Records to process

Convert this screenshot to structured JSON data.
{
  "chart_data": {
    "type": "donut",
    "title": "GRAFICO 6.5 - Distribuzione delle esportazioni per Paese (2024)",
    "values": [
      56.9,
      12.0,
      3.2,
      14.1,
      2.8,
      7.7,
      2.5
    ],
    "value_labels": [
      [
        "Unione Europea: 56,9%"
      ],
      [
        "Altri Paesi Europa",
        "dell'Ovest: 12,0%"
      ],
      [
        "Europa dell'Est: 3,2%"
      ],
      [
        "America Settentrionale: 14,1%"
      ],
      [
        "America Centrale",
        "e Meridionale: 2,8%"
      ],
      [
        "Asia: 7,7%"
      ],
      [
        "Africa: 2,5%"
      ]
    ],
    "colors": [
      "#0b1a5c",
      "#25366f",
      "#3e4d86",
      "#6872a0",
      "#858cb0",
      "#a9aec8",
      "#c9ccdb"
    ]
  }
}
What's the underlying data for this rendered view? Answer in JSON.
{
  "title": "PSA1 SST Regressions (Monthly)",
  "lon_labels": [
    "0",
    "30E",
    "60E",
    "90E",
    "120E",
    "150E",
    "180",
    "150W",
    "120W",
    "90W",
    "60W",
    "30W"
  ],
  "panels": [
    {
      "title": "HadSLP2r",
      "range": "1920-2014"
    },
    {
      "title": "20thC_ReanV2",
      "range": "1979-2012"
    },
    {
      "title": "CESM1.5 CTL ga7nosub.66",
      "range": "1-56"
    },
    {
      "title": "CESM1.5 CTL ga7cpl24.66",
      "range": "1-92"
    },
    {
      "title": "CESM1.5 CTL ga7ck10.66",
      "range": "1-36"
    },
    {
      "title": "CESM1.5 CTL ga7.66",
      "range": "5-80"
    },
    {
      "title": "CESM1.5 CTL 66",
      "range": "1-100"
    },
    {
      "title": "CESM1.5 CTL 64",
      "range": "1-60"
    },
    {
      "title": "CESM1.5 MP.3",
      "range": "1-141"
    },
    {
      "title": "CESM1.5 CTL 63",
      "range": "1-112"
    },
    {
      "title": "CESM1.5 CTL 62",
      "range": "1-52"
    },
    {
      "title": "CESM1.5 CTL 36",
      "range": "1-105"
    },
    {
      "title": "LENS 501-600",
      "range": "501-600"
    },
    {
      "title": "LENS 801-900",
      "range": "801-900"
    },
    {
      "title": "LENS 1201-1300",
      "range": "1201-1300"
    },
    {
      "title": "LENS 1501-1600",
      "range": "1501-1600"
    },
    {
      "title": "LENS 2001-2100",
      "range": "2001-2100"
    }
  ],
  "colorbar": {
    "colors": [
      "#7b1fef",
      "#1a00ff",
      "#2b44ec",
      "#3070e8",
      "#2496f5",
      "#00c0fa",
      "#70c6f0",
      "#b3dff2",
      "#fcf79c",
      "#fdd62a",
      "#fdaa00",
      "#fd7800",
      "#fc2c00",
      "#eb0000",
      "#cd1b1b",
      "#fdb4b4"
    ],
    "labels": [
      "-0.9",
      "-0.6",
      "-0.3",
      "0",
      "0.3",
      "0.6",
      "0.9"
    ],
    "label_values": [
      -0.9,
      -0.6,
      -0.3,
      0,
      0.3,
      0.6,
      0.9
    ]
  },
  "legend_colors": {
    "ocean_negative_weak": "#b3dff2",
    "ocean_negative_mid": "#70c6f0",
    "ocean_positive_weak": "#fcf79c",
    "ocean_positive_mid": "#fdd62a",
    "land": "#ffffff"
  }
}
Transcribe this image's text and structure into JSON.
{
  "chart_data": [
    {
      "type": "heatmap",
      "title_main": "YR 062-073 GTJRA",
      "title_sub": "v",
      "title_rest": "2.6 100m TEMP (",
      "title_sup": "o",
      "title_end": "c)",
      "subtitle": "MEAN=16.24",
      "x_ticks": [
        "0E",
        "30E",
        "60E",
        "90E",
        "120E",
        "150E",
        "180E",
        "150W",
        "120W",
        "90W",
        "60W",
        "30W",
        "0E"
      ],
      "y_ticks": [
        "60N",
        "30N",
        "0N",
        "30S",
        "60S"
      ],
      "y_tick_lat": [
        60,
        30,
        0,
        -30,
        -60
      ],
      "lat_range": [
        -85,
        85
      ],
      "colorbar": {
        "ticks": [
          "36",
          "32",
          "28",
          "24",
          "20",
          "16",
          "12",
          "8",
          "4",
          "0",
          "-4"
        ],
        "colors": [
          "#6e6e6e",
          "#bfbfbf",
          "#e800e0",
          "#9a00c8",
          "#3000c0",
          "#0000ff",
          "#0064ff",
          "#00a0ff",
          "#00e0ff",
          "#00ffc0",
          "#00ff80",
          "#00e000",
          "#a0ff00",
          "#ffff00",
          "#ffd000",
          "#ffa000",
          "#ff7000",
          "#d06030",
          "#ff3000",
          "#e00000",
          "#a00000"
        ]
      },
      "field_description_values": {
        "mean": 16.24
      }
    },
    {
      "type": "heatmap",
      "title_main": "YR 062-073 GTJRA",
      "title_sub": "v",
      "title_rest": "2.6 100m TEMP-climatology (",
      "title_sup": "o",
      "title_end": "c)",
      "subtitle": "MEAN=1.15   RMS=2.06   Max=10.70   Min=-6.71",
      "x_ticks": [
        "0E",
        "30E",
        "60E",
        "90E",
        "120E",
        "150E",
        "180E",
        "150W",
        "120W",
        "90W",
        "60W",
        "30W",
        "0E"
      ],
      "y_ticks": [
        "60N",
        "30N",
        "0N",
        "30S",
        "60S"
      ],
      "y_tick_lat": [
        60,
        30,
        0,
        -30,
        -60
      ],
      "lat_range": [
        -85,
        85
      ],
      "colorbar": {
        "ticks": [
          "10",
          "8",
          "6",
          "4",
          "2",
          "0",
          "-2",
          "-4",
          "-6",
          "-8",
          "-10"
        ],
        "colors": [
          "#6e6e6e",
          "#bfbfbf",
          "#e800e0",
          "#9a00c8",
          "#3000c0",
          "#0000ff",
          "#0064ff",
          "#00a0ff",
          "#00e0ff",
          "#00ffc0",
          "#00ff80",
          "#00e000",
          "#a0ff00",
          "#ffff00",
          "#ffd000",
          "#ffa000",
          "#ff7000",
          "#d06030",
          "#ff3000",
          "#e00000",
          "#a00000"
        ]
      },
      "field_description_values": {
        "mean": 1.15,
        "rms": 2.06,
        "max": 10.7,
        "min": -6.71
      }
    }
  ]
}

What to work on
Repeat every entry exactly as written above.

Correct output
Convert this screenshot to structured JSON data.
{
  "chart_data": {
    "type": "donut",
    "title": "GRAFICO 6.5 - Distribuzione delle esportazioni per Paese (2024)",
    "values": [
      56.9,
      12.0,
      3.2,
      14.1,
      2.8,
      7.7,
      2.5
    ],
    "value_labels": [
      [
        "Unione Europea: 56,9%"
      ],
      [
        "Altri Paesi Europa",
        "dell'Ovest: 12,0%"
      ],
      [
        "Europa dell'Est: 3,2%"
      ],
      [
        "America Settentrionale: 14,1%"
      ],
      [
        "America Centrale",
        "e Meridionale: 2,8%"
      ],
      [
        "Asia: 7,7%"
      ],
      [
        "Africa: 2,5%"
      ]
    ],
    "colors": [
      "#0b1a5c",
      "#25366f",
      "#3e4d86",
      "#6872a0",
      "#858cb0",
      "#a9aec8",
      "#c9ccdb"
    ]
  }
}
What's the underlying data for this rendered view? Answer in JSON.
{
  "title": "PSA1 SST Regressions (Monthly)",
  "lon_labels": [
    "0",
    "30E",
    "60E",
    "90E",
    "120E",
    "150E",
    "180",
    "150W",
    "120W",
    "90W",
    "60W",
    "30W"
  ],
  "panels": [
    {
      "title": "HadSLP2r",
      "range": "1920-2014"
    },
    {
      "title": "20thC_ReanV2",
      "range": "1979-2012"
    },
    {
      "title": "CESM1.5 CTL ga7nosub.66",
      "range": "1-56"
    },
    {
      "title": "CESM1.5 CTL ga7cpl24.66",
      "range": "1-92"
    },
    {
      "title": "CESM1.5 CTL ga7ck10.66",
      "range": "1-36"
    },
    {
      "title": "CESM1.5 CTL ga7.66",
      "range": "5-80"
    },
    {
      "title": "CESM1.5 CTL 66",
      "range": "1-100"
    },
    {
      "title": "CESM1.5 CTL 64",
      "range": "1-60"
    },
    {
      "title": "CESM1.5 MP.3",
      "range": "1-141"
    },
    {
      "title": "CESM1.5 CTL 63",
      "range": "1-112"
    },
    {
      "title": "CESM1.5 CTL 62",
      "range": "1-52"
    },
    {
      "title": "CESM1.5 CTL 36",
      "range": "1-105"
    },
    {
      "title": "LENS 501-600",
      "range": "501-600"
    },
    {
      "title": "LENS 801-900",
      "range": "801-900"
    },
    {
      "title": "LENS 1201-1300",
      "range": "1201-1300"
    },
    {
      "title": "LENS 1501-1600",
      "range": "1501-1600"
    },
    {
      "title": "LENS 2001-2100",
      "range": "2001-2100"
    }
  ],
  "colorbar": {
    "colors": [
      "#7b1fef",
      "#1a00ff",
      "#2b44ec",
      "#3070e8",
      "#2496f5",
      "#00c0fa",
      "#70c6f0",
      "#b3dff2",
      "#fcf79c",
      "#fdd62a",
      "#fdaa00",
      "#fd7800",
      "#fc2c00",
      "#eb0000",
      "#cd1b1b",
      "#fdb4b4"
    ],
    "labels": [
      "-0.9",
      "-0.6",
      "-0.3",
      "0",
      "0.3",
      "0.6",
      "0.9"
    ],
    "label_values": [
      -0.9,
      -0.6,
      -0.3,
      0,
      0.3,
      0.6,
      0.9
    ]
  },
  "legend_colors": {
    "ocean_negative_weak": "#b3dff2",
    "ocean_negative_mid": "#70c6f0",
    "ocean_positive_weak": "#fcf79c",
    "ocean_positive_mid": "#fdd62a",
    "land": "#ffffff"
  }
}
Transcribe this image's text and structure into JSON.
{
  "chart_data": [
    {
      "type": "heatmap",
      "title_main": "YR 062-073 GTJRA",
      "title_sub": "v",
      "title_rest": "2.6 100m TEMP (",
      "title_sup": "o",
      "title_end": "c)",
      "subtitle": "MEAN=16.24",
      "x_ticks": [
        "0E",
        "30E",
        "60E",
        "90E",
        "120E",
        "150E",
        "180E",
        "150W",
        "120W",
        "90W",
        "60W",
        "30W",
        "0E"
      ],
      "y_ticks": [
        "60N",
        "30N",
        "0N",
        "30S",
        "60S"
      ],
      "y_tick_lat": [
        60,
        30,
        0,
        -30,
        -60
      ],
      "lat_range": [
        -85,
        85
      ],
      "colorbar": {
        "ticks": [
          "36",
          "32",
          "28",
          "24",
          "20",
          "16",
          "12",
          "8",
          "4",
          "0",
          "-4"
        ],
        "colors": [
          "#6e6e6e",
          "#bfbfbf",
          "#e800e0",
          "#9a00c8",
          "#3000c0",
          "#0000ff",
          "#0064ff",
          "#00a0ff",
          "#00e0ff",
          "#00ffc0",
          "#00ff80",
          "#00e000",
          "#a0ff00",
          "#ffff00",
          "#ffd000",
          "#ffa000",
          "#ff7000",
          "#d06030",
          "#ff3000",
          "#e00000",
          "#a00000"
        ]
      },
      "field_description_values": {
        "mean": 16.24
      }
    },
    {
      "type": "heatmap",
      "title_main": "YR 062-073 GTJRA",
      "title_sub": "v",
      "title_rest": "2.6 100m TEMP-climatology (",
      "title_sup": "o",
      "title_end": "c)",
      "subtitle": "MEAN=1.15   RMS=2.06   Max=10.70   Min=-6.71",
      "x_ticks": [
        "0E",
        "30E",
        "60E",
        "90E",
        "120E",
        "150E",
        "180E",
        "150W",
        "120W",
        "90W",
        "60W",
        "30W",
        "0E"
      ],
      "y_ticks": [
        "60N",
        "30N",
        "0N",
        "30S",
        "60S"
      ],
      "y_tick_lat": [
        60,
        30,
        0,
        -30,
        -60
      ],
      "lat_range": [
        -85,
        85
      ],
      "colorbar": {
        "ticks": [
          "10",
          "8",
          "6",
          "4",
          "2",
          "0",
          "-2",
          "-4",
          "-6",
          "-8",
          "-10"
        ],
        "colors": [
          "#6e6e6e",
          "#bfbfbf",
          "#e800e0",
          "#9a00c8",
          "#3000c0",
          "#0000ff",
          "#0064ff",
          "#00a0ff",
          "#00e0ff",
          "#00ffc0",
          "#00ff80",
          "#00e000",
          "#a0ff00",
          "#ffff00",
          "#ffd000",
          "#ffa000",
          "#ff7000",
          "#d06030",
          "#ff3000",
          "#e00000",
          "#a00000"
        ]
      },
      "field_description_values": {
        "mean": 1.15,
        "rms": 2.06,
        "max": 10.7,
        "min": -6.71
      }
    }
  ]
}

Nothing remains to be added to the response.